Render the lines of the listing below, from the line that contains "- left-scale: [122, 326, 158, 1294]" through the line that contains "- legend-lighting-bars: Heights", both included, as a Markdown table with the columns Row and Line. Number the rows in order, put each line in full under Line, and leave out blank lines.

========================

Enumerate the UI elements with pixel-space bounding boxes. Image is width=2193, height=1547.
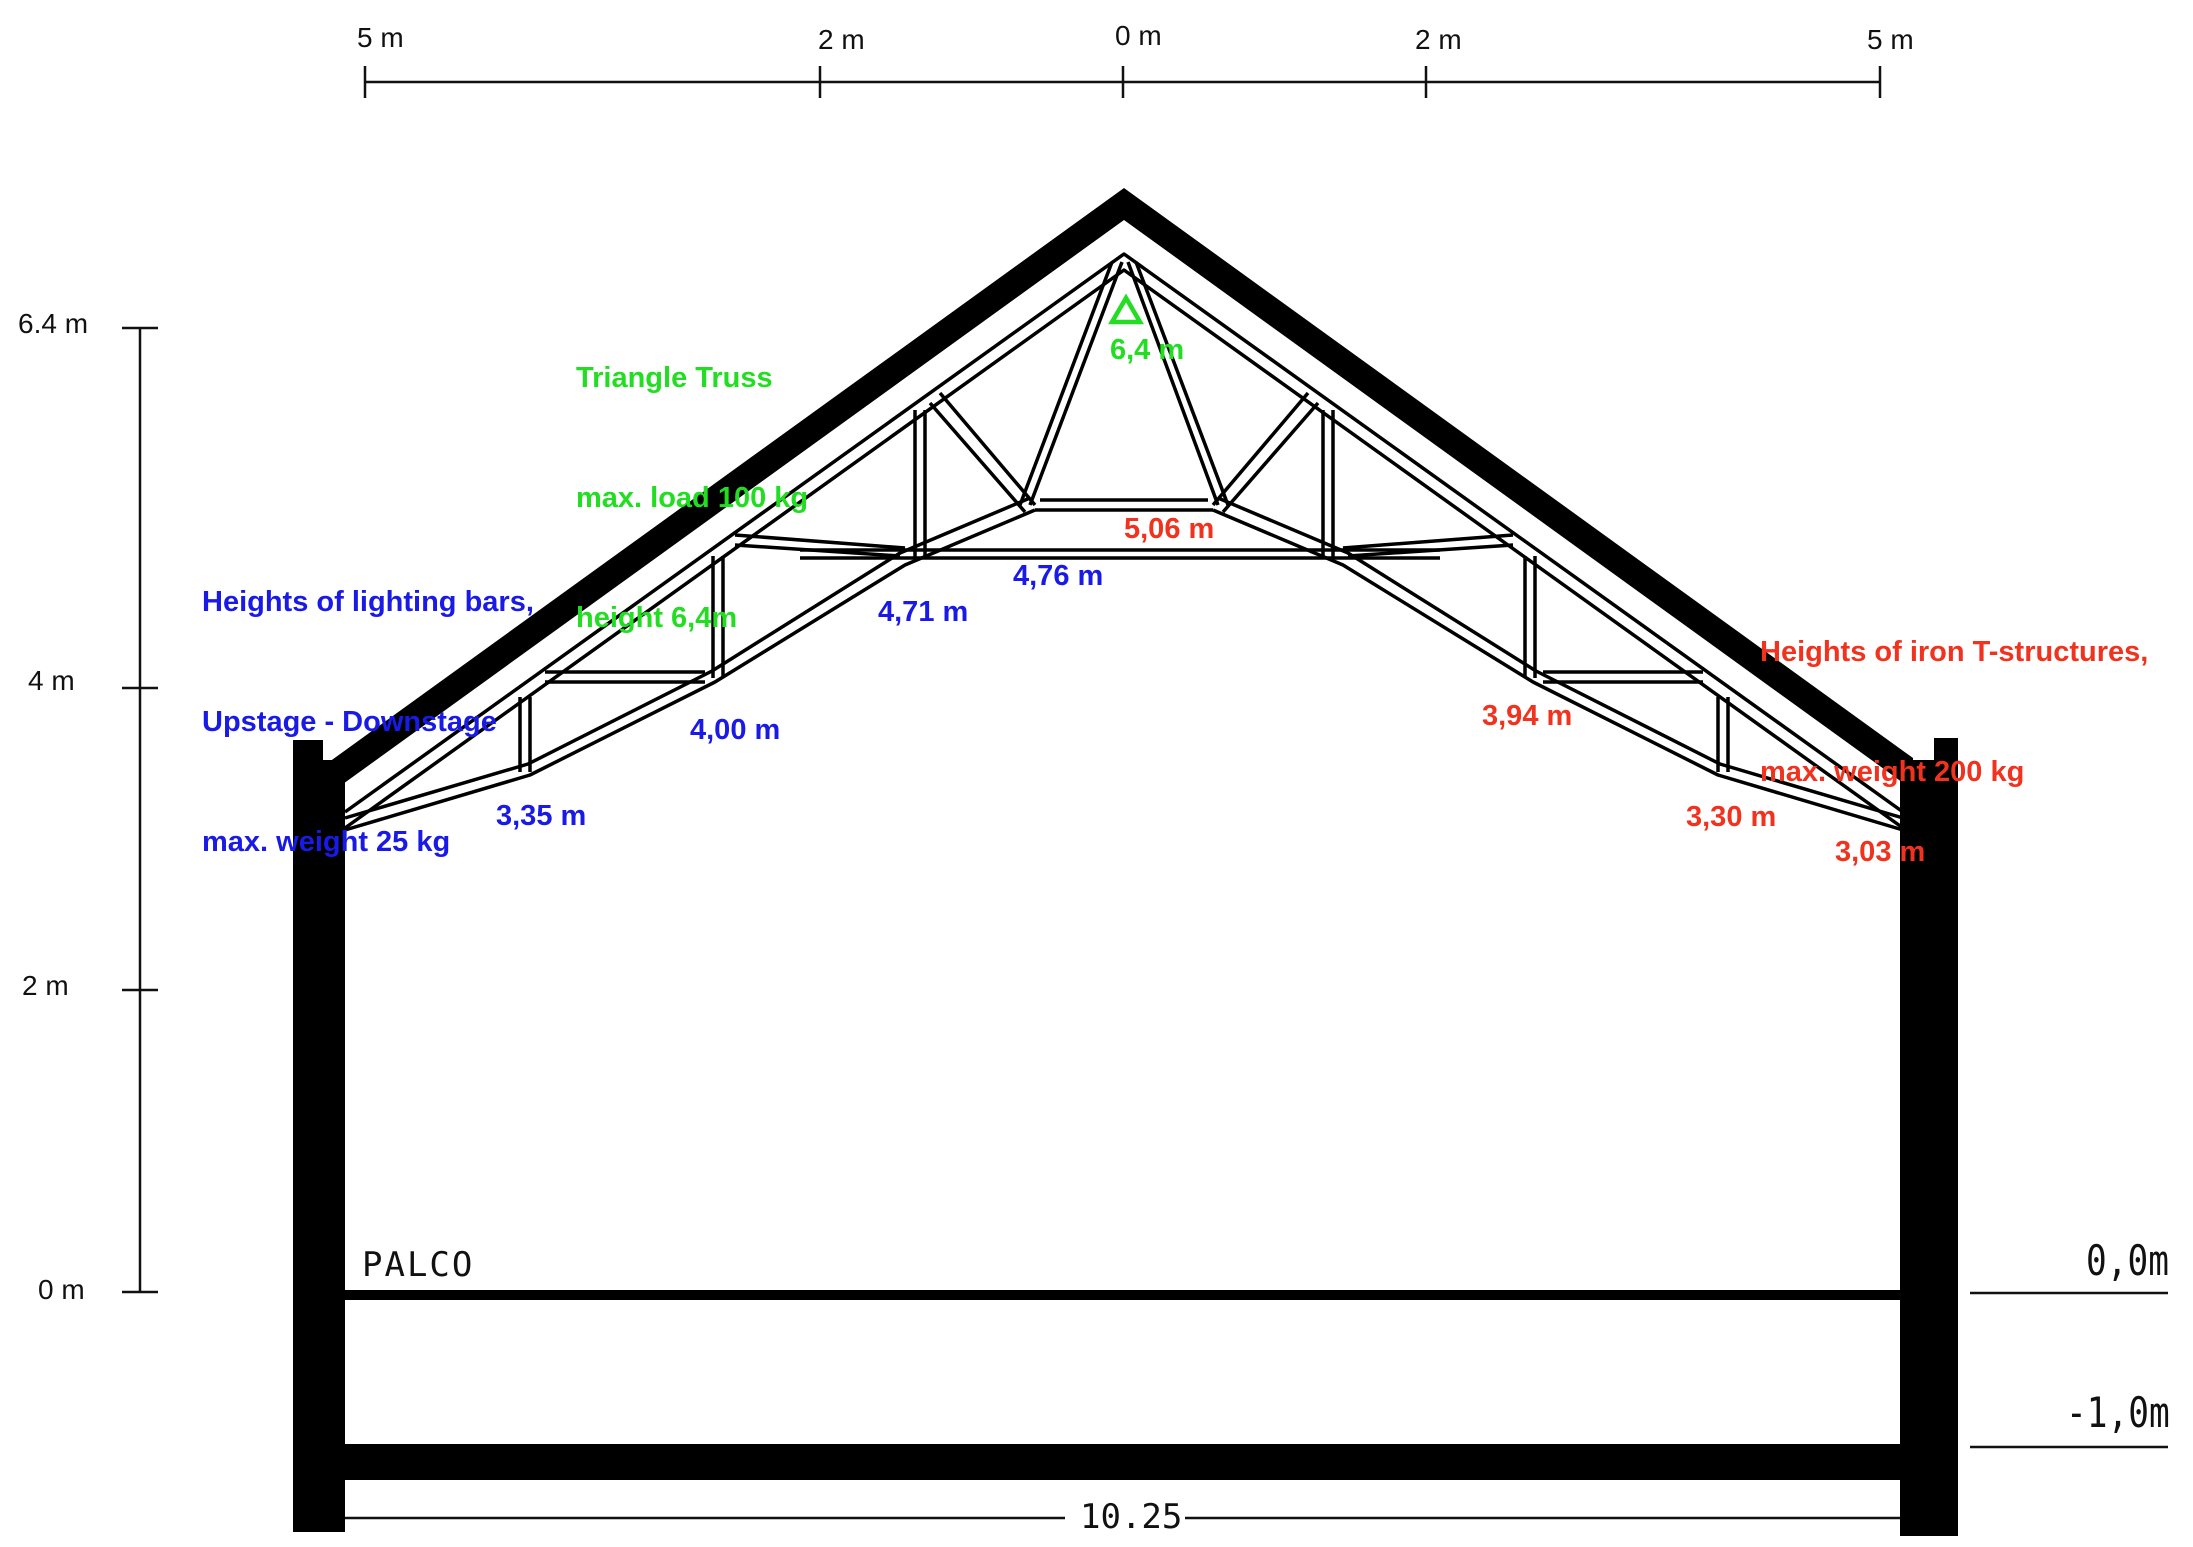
- left-scale: [122, 326, 158, 1294]
- height-green-6-4: 6,4 m: [1110, 334, 1185, 366]
- left-scale-label-4: 4 m: [28, 665, 75, 696]
- legend-triangle-truss: Triangle Truss max. load 100 kg height 6…: [576, 278, 808, 718]
- top-scale: [363, 66, 1882, 98]
- legend-green-line2: max. load 100 kg: [576, 482, 809, 514]
- floors: [345, 1290, 1900, 1480]
- height-blue-4-76: 4,76 m: [1013, 560, 1104, 592]
- legend-lighting-bars: Heights of lighting bars, Upstage - Down…: [202, 502, 534, 942]
- height-red-5-06: 5,06 m: [1124, 513, 1215, 545]
- height-red-3-94: 3,94 m: [1482, 700, 1573, 732]
- left-scale-label-0: 0 m: [38, 1274, 85, 1305]
- height-blue-3-35: 3,35 m: [496, 800, 587, 832]
- level-lines: [1970, 1291, 2168, 1449]
- truss: [343, 252, 1905, 832]
- level-label-0: 0,0m: [2086, 1236, 2169, 1285]
- top-scale-label-left-5: 5 m: [357, 22, 404, 53]
- legend-green-line3: height 6,4m: [576, 602, 738, 634]
- level-label-minus-1: -1,0m: [2066, 1388, 2170, 1437]
- height-red-3-30: 3,30 m: [1686, 801, 1777, 833]
- top-scale-label-right-2: 2 m: [1415, 24, 1462, 55]
- stage-label: PALCO: [362, 1245, 475, 1285]
- legend-iron-structures: Heights of iron T-structures, max. weigh…: [1760, 552, 2148, 872]
- top-scale-label-right-5: 5 m: [1867, 24, 1914, 55]
- height-blue-4-00: 4,00 m: [690, 714, 781, 746]
- height-red-3-03: 3,03 m: [1835, 836, 1926, 868]
- left-scale-label-2: 2 m: [22, 970, 69, 1001]
- top-scale-label-left-2: 2 m: [818, 24, 865, 55]
- left-scale-label-6-4: 6.4 m: [18, 308, 89, 339]
- width-label: 10.25: [1080, 1497, 1183, 1537]
- legend-red-line1: Heights of iron T-structures,: [1760, 636, 2149, 668]
- triangle-icon: [1108, 293, 1144, 325]
- height-blue-4-71: 4,71 m: [878, 596, 969, 628]
- legend-green-line1: Triangle Truss: [576, 362, 773, 394]
- legend-blue-line2: Upstage - Downstage: [202, 706, 497, 738]
- legend-blue-line3: max. weight 25 kg: [202, 826, 451, 858]
- top-scale-label-center-0: 0 m: [1115, 20, 1162, 51]
- legend-blue-line1: Heights of lighting bars,: [202, 586, 534, 618]
- walls: [293, 738, 1958, 1536]
- legend-red-line2: max. weight 200 kg: [1760, 756, 2025, 788]
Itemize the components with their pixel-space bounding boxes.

========================

Solution to the exercise:
| Row | Line |
|---|---|
| 1 | - left-scale: [122, 326, 158, 1294] |
| 2 | - height-green-6-4: 6,4 m: [1110, 334, 1185, 366] |
| 3 | - left-scale-label-4: 4 m: [28, 665, 75, 696] |
| 4 | - legend-triangle-truss: Triangle Truss max. load 100 kg height 6…: [576, 278, 808, 718] |
| 5 | - top-scale: [363, 66, 1882, 98] |
| 6 | - legend-green-line2: max. load 100 kg: [576, 482, 809, 514] |
| 7 | - floors: [345, 1290, 1900, 1480] |
| 8 | - height-blue-4-76: 4,76 m: [1013, 560, 1104, 592] |
| 9 | - legend-lighting-bars: Heights of lighting bars, Upstage - Down…: [202, 502, 534, 942] |